Output the entries word for word. Omit images.

Stored items

···

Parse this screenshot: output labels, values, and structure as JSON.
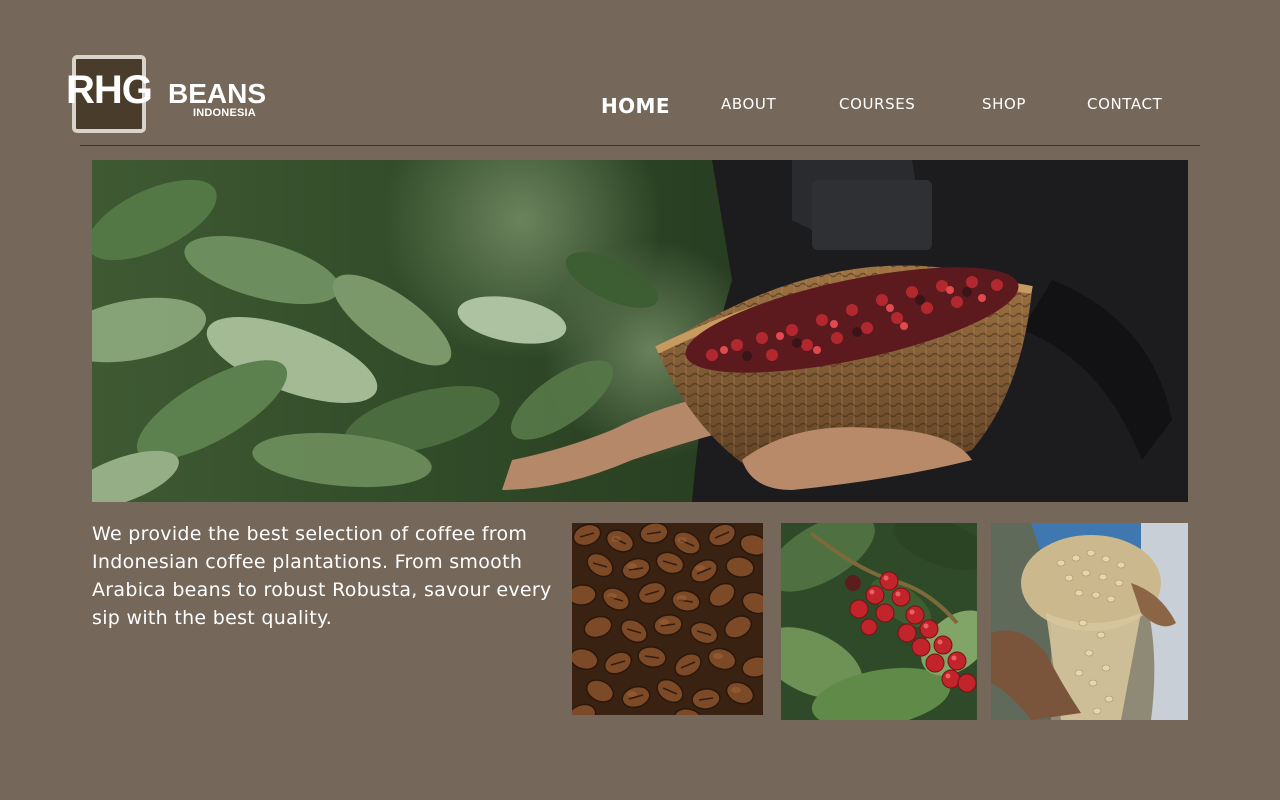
{
  "brand": {
    "mark": "RHG",
    "word": "BEANS",
    "sub": "INDONESIA"
  },
  "nav": {
    "items": [
      {
        "label": "HOME",
        "active": true
      },
      {
        "label": "ABOUT",
        "active": false
      },
      {
        "label": "COURSES",
        "active": false
      },
      {
        "label": "SHOP",
        "active": false
      },
      {
        "label": "CONTACT",
        "active": false
      }
    ]
  },
  "intro": {
    "text": "We provide the best selection of coffee from Indonesian coffee plantations. From smooth Arabica beans to robust Robusta, savour every sip with the best quality."
  },
  "images": {
    "hero": "coffee-harvest-basket-photo",
    "thumbs": [
      "roasted-coffee-beans-photo",
      "red-coffee-cherries-photo",
      "green-coffee-beans-photo"
    ]
  },
  "colors": {
    "background": "#75685b",
    "divider": "#3d342b",
    "text": "#ffffff",
    "logo_box": "#4a3c2b"
  }
}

···

Solution for this exercise ->
Parse this screenshot: output labels, values, and structure as JSON.
{
  "brand": {
    "mark": "RHG",
    "word": "BEANS",
    "sub": "INDONESIA"
  },
  "nav": {
    "items": [
      {
        "label": "HOME",
        "active": true
      },
      {
        "label": "ABOUT",
        "active": false
      },
      {
        "label": "COURSES",
        "active": false
      },
      {
        "label": "SHOP",
        "active": false
      },
      {
        "label": "CONTACT",
        "active": false
      }
    ]
  },
  "intro": {
    "text": "We provide the best selection of coffee from Indonesian coffee plantations. From smooth Arabica beans to robust Robusta, savour every sip with the best quality."
  },
  "images": {
    "hero": "coffee-harvest-basket-photo",
    "thumbs": [
      "roasted-coffee-beans-photo",
      "red-coffee-cherries-photo",
      "green-coffee-beans-photo"
    ]
  },
  "colors": {
    "background": "#75685b",
    "divider": "#3d342b",
    "text": "#ffffff",
    "logo_box": "#4a3c2b"
  }
}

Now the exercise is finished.